§ Written problem
Go through the entries below and print each one exactly, leaving out pictures.

(Data items)
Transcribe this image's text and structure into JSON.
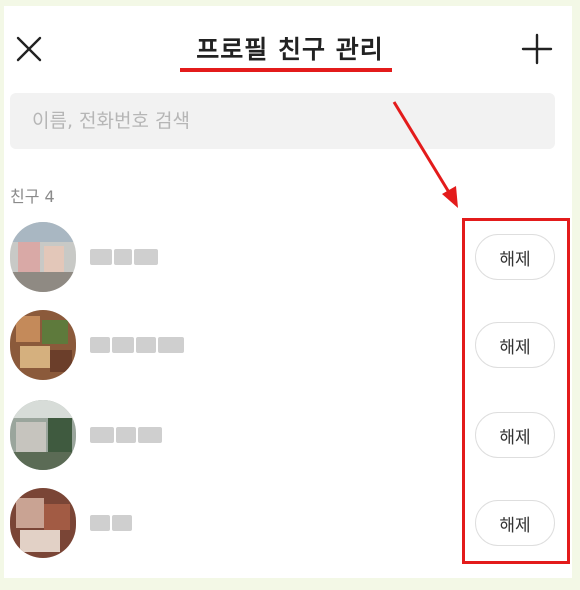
{
  "header": {
    "title": "프로필 친구 관리",
    "close_icon": "close-icon",
    "add_icon": "plus-icon"
  },
  "search": {
    "placeholder": "이름, 전화번호 검색"
  },
  "friends_section": {
    "label": "친구",
    "count": "4"
  },
  "friends": [
    {
      "release_label": "해제"
    },
    {
      "release_label": "해제"
    },
    {
      "release_label": "해제"
    },
    {
      "release_label": "해제"
    }
  ],
  "colors": {
    "annotation": "#e31b1b",
    "background": "#f3f8e6"
  }
}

§ Correct result
Transcribe this image's text and structure into JSON.
{
  "header": {
    "title": "프로필 친구 관리",
    "close_icon": "close-icon",
    "add_icon": "plus-icon"
  },
  "search": {
    "placeholder": "이름, 전화번호 검색"
  },
  "friends_section": {
    "label": "친구",
    "count": "4"
  },
  "friends": [
    {
      "release_label": "해제"
    },
    {
      "release_label": "해제"
    },
    {
      "release_label": "해제"
    },
    {
      "release_label": "해제"
    }
  ],
  "colors": {
    "annotation": "#e31b1b",
    "background": "#f3f8e6"
  }
}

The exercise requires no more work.